• Data entries:
──────────────────────────────

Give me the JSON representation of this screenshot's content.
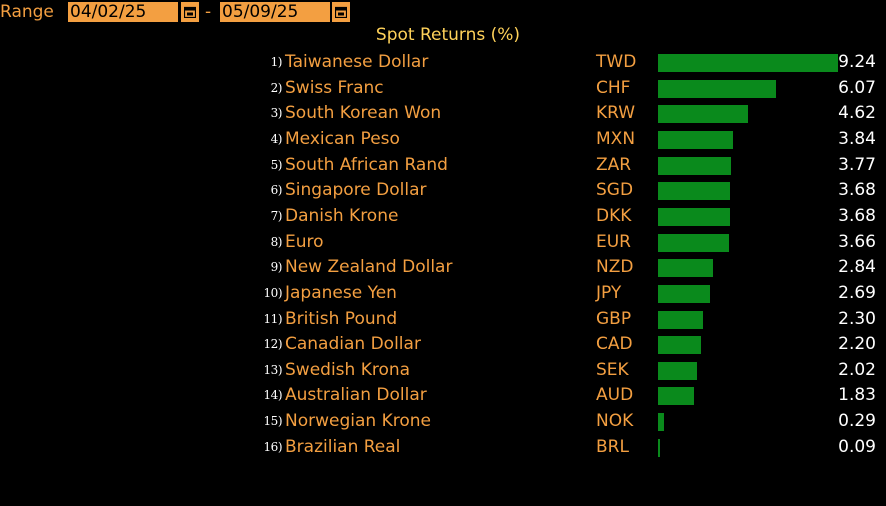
{
  "header": {
    "range_label": "Range",
    "start_date": "04/02/25",
    "separator": "-",
    "end_date": "05/09/25"
  },
  "colors": {
    "background": "#000000",
    "label": "#f39f41",
    "title": "#ffd25a",
    "bar": "#0a8a1c",
    "value": "#ffffff"
  },
  "chart_data": {
    "type": "bar",
    "orientation": "horizontal",
    "title": "Spot Returns (%)",
    "ranks": [
      "1)",
      "2)",
      "3)",
      "4)",
      "5)",
      "6)",
      "7)",
      "8)",
      "9)",
      "10)",
      "11)",
      "12)",
      "13)",
      "14)",
      "15)",
      "16)"
    ],
    "categories": [
      "Taiwanese Dollar",
      "Swiss Franc",
      "South Korean Won",
      "Mexican Peso",
      "South African Rand",
      "Singapore Dollar",
      "Danish Krone",
      "Euro",
      "New Zealand Dollar",
      "Japanese Yen",
      "British Pound",
      "Canadian Dollar",
      "Swedish Krona",
      "Australian Dollar",
      "Norwegian Krone",
      "Brazilian Real"
    ],
    "codes": [
      "TWD",
      "CHF",
      "KRW",
      "MXN",
      "ZAR",
      "SGD",
      "DKK",
      "EUR",
      "NZD",
      "JPY",
      "GBP",
      "CAD",
      "SEK",
      "AUD",
      "NOK",
      "BRL"
    ],
    "values": [
      9.24,
      6.07,
      4.62,
      3.84,
      3.77,
      3.68,
      3.68,
      3.66,
      2.84,
      2.69,
      2.3,
      2.2,
      2.02,
      1.83,
      0.29,
      0.09
    ],
    "value_labels": [
      "9.24",
      "6.07",
      "4.62",
      "3.84",
      "3.77",
      "3.68",
      "3.68",
      "3.66",
      "2.84",
      "2.69",
      "2.30",
      "2.20",
      "2.02",
      "1.83",
      "0.29",
      "0.09"
    ],
    "xlim": [
      0,
      9.24
    ]
  }
}
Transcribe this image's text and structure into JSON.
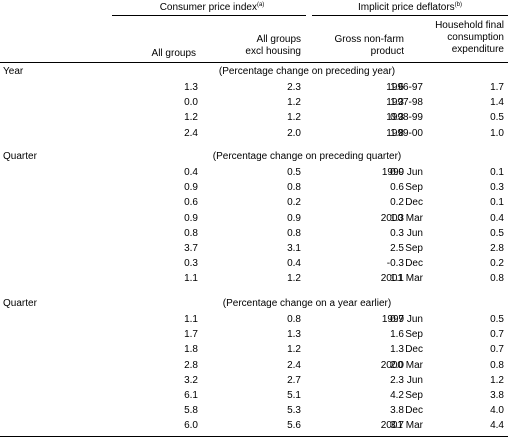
{
  "header": {
    "cpi_group": "Consumer price index",
    "cpi_note": "(a)",
    "ipd_group": "Implicit price deflators",
    "ipd_note": "(b)",
    "col1": "All groups",
    "col2_line1": "All groups",
    "col2_line2": "excl housing",
    "col3_line1": "Gross non-farm",
    "col3_line2": "product",
    "col4_line1": "Household final",
    "col4_line2": "consumption",
    "col4_line3": "expenditure"
  },
  "sections": [
    {
      "label": "Year",
      "subtitle": "(Percentage change on preceding year)",
      "rows": [
        {
          "period": "1996-97",
          "values": [
            "1.3",
            "2.3",
            "1.6",
            "1.7"
          ]
        },
        {
          "period": "1997-98",
          "values": [
            "0.0",
            "1.2",
            "1.3",
            "1.4"
          ]
        },
        {
          "period": "1998-99",
          "values": [
            "1.2",
            "1.2",
            "0.3",
            "0.5"
          ]
        },
        {
          "period": "1999-00",
          "values": [
            "2.4",
            "2.0",
            "1.8",
            "1.0"
          ]
        }
      ]
    },
    {
      "label": "Quarter",
      "subtitle": "(Percentage change on preceding quarter)",
      "rows": [
        {
          "period": "1999 Jun",
          "values": [
            "0.4",
            "0.5",
            "0.0",
            "0.1"
          ]
        },
        {
          "period": "Sep",
          "values": [
            "0.9",
            "0.8",
            "0.6",
            "0.3"
          ]
        },
        {
          "period": "Dec",
          "values": [
            "0.6",
            "0.2",
            "0.2",
            "0.1"
          ]
        },
        {
          "period": "2000 Mar",
          "values": [
            "0.9",
            "0.9",
            "1.3",
            "0.4"
          ]
        },
        {
          "period": "Jun",
          "values": [
            "0.8",
            "0.8",
            "0.3",
            "0.5"
          ]
        },
        {
          "period": "Sep",
          "values": [
            "3.7",
            "3.1",
            "2.5",
            "2.8"
          ]
        },
        {
          "period": "Dec",
          "values": [
            "0.3",
            "0.4",
            "-0.3",
            "0.2"
          ]
        },
        {
          "period": "2001 Mar",
          "values": [
            "1.1",
            "1.2",
            "1.1",
            "0.8"
          ]
        }
      ]
    },
    {
      "label": "Quarter",
      "subtitle": "(Percentage change on a year earlier)",
      "rows": [
        {
          "period": "1999 Jun",
          "values": [
            "1.1",
            "0.8",
            "0.7",
            "0.5"
          ]
        },
        {
          "period": "Sep",
          "values": [
            "1.7",
            "1.3",
            "1.6",
            "0.7"
          ]
        },
        {
          "period": "Dec",
          "values": [
            "1.8",
            "1.2",
            "1.3",
            "0.7"
          ]
        },
        {
          "period": "2000 Mar",
          "values": [
            "2.8",
            "2.4",
            "2.0",
            "0.8"
          ]
        },
        {
          "period": "Jun",
          "values": [
            "3.2",
            "2.7",
            "2.3",
            "1.2"
          ]
        },
        {
          "period": "Sep",
          "values": [
            "6.1",
            "5.1",
            "4.2",
            "3.8"
          ]
        },
        {
          "period": "Dec",
          "values": [
            "5.8",
            "5.3",
            "3.8",
            "4.0"
          ]
        },
        {
          "period": "2001 Mar",
          "values": [
            "6.0",
            "5.6",
            "3.7",
            "4.4"
          ]
        }
      ]
    }
  ]
}
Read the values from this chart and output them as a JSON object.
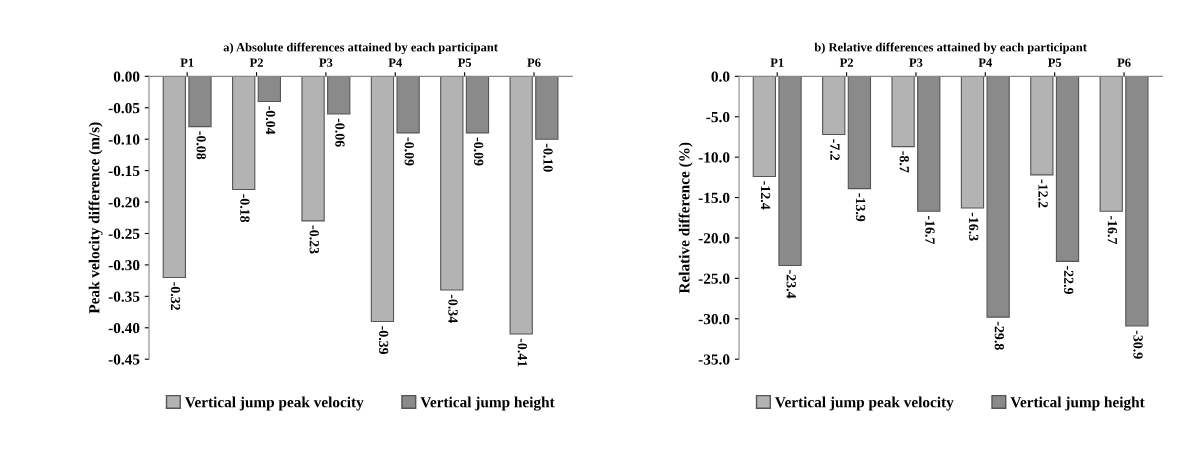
{
  "chart_data": [
    {
      "type": "bar",
      "title": "a) Absolute differences attained by each participant",
      "ylabel": "Peak velocity difference (m/s)",
      "categories": [
        "P1",
        "P2",
        "P3",
        "P4",
        "P5",
        "P6"
      ],
      "series": [
        {
          "name": "Vertical jump peak velocity",
          "color": "#b3b3b3",
          "values": [
            -0.32,
            -0.18,
            -0.23,
            -0.39,
            -0.34,
            -0.41
          ],
          "value_labels": [
            "-0.32",
            "-0.18",
            "-0.23",
            "-0.39",
            "-0.34",
            "-0.41"
          ]
        },
        {
          "name": "Vertical jump height",
          "color": "#8a8a8a",
          "values": [
            -0.08,
            -0.04,
            -0.06,
            -0.09,
            -0.09,
            -0.1
          ],
          "value_labels": [
            "-0.08",
            "-0.04",
            "-0.06",
            "-0.09",
            "-0.09",
            "-0.10"
          ]
        }
      ],
      "ylim": [
        -0.45,
        0
      ],
      "yticks": [
        {
          "value": -0.45,
          "label": "-0.45"
        },
        {
          "value": -0.4,
          "label": "-0.40"
        },
        {
          "value": -0.35,
          "label": "-0.35"
        },
        {
          "value": -0.3,
          "label": "-0.30"
        },
        {
          "value": -0.25,
          "label": "-0.25"
        },
        {
          "value": -0.2,
          "label": "-0.20"
        },
        {
          "value": -0.15,
          "label": "-0.15"
        },
        {
          "value": -0.1,
          "label": "-0.10"
        },
        {
          "value": -0.05,
          "label": "-0.05"
        },
        {
          "value": 0,
          "label": "0.00"
        }
      ],
      "grid": false,
      "legend": "bottom"
    },
    {
      "type": "bar",
      "title": "b) Relative differences attained by each participant",
      "ylabel": "Relative difference (%)",
      "categories": [
        "P1",
        "P2",
        "P3",
        "P4",
        "P5",
        "P6"
      ],
      "series": [
        {
          "name": "Vertical jump peak velocity",
          "color": "#b3b3b3",
          "values": [
            -12.4,
            -7.2,
            -8.7,
            -16.3,
            -12.2,
            -16.7
          ],
          "value_labels": [
            "-12.4",
            "-7.2",
            "-8.7",
            "-16.3",
            "-12.2",
            "-16.7"
          ]
        },
        {
          "name": "Vertical jump height",
          "color": "#8a8a8a",
          "values": [
            -23.4,
            -13.9,
            -16.7,
            -29.8,
            -22.9,
            -30.9
          ],
          "value_labels": [
            "-23.4",
            "-13.9",
            "-16.7",
            "-29.8",
            "-22.9",
            "-30.9"
          ]
        }
      ],
      "ylim": [
        -35,
        0
      ],
      "yticks": [
        {
          "value": -35,
          "label": "-35.0"
        },
        {
          "value": -30,
          "label": "-30.0"
        },
        {
          "value": -25,
          "label": "-25.0"
        },
        {
          "value": -20,
          "label": "-20.0"
        },
        {
          "value": -15,
          "label": "-15.0"
        },
        {
          "value": -10,
          "label": "-10.0"
        },
        {
          "value": -5,
          "label": "-5.0"
        },
        {
          "value": 0,
          "label": "0.0"
        }
      ],
      "grid": false,
      "legend": "bottom"
    }
  ]
}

──────────────────────────────

• WORK TO DO: From the entries above, copy each line holding "attained".

• WORKED SOLUTION:
      "title": "a) Absolute differences attained by each participant",
      "title": "b) Relative differences attained by each participant",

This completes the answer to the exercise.